Problem to solve: Every line of the records below should be restated exactly.

Data entries:
>> Begin

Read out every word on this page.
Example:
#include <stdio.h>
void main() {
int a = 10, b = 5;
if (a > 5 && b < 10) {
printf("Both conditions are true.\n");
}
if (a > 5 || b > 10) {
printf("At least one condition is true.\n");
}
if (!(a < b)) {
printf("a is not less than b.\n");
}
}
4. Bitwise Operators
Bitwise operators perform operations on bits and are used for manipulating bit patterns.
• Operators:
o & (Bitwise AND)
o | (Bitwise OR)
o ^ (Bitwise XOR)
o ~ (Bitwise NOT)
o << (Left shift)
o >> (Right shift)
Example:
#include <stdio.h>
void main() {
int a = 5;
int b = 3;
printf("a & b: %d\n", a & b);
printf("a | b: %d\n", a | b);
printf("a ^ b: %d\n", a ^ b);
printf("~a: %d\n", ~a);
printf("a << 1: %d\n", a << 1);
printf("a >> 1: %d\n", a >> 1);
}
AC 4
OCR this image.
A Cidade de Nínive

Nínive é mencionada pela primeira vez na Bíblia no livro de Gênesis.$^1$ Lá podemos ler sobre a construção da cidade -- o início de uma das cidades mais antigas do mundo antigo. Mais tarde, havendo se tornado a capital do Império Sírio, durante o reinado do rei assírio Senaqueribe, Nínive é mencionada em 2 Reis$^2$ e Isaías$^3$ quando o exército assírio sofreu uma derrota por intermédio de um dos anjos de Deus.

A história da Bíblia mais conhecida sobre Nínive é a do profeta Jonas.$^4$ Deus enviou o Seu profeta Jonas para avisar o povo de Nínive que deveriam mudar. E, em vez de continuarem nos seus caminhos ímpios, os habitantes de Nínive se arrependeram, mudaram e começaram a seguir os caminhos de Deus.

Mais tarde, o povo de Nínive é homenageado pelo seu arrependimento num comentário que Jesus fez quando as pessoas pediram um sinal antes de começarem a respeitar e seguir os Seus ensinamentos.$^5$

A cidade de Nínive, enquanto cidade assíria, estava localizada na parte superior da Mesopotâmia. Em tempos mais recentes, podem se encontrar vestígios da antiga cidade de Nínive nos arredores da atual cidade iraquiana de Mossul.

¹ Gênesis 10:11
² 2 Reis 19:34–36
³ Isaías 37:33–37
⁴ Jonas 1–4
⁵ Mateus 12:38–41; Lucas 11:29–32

>> End

Task solution:
Read out every word on this page.
Example:
#include <stdio.h>
void main() {
int a = 10, b = 5;
if (a > 5 && b < 10) {
printf("Both conditions are true.\n");
}
if (a > 5 || b > 10) {
printf("At least one condition is true.\n");
}
if (!(a < b)) {
printf("a is not less than b.\n");
}
}
4. Bitwise Operators
Bitwise operators perform operations on bits and are used for manipulating bit patterns.
• Operators:
o & (Bitwise AND)
o | (Bitwise OR)
o ^ (Bitwise XOR)
o ~ (Bitwise NOT)
o << (Left shift)
o >> (Right shift)
Example:
#include <stdio.h>
void main() {
int a = 5;
int b = 3;
printf("a & b: %d\n", a & b);
printf("a | b: %d\n", a | b);
printf("a ^ b: %d\n", a ^ b);
printf("~a: %d\n", ~a);
printf("a << 1: %d\n", a << 1);
printf("a >> 1: %d\n", a >> 1);
}
AC 4
OCR this image.
A Cidade de Nínive

Nínive é mencionada pela primeira vez na Bíblia no livro de Gênesis.$^1$ Lá podemos ler sobre a construção da cidade -- o início de uma das cidades mais antigas do mundo antigo. Mais tarde, havendo se tornado a capital do Império Sírio, durante o reinado do rei assírio Senaqueribe, Nínive é mencionada em 2 Reis$^2$ e Isaías$^3$ quando o exército assírio sofreu uma derrota por intermédio de um dos anjos de Deus.

A história da Bíblia mais conhecida sobre Nínive é a do profeta Jonas.$^4$ Deus enviou o Seu profeta Jonas para avisar o povo de Nínive que deveriam mudar. E, em vez de continuarem nos seus caminhos ímpios, os habitantes de Nínive se arrependeram, mudaram e começaram a seguir os caminhos de Deus.

Mais tarde, o povo de Nínive é homenageado pelo seu arrependimento num comentário que Jesus fez quando as pessoas pediram um sinal antes de começarem a respeitar e seguir os Seus ensinamentos.$^5$

A cidade de Nínive, enquanto cidade assíria, estava localizada na parte superior da Mesopotâmia. Em tempos mais recentes, podem se encontrar vestígios da antiga cidade de Nínive nos arredores da atual cidade iraquiana de Mossul.

¹ Gênesis 10:11
² 2 Reis 19:34–36
³ Isaías 37:33–37
⁴ Jonas 1–4
⁵ Mateus 12:38–41; Lucas 11:29–32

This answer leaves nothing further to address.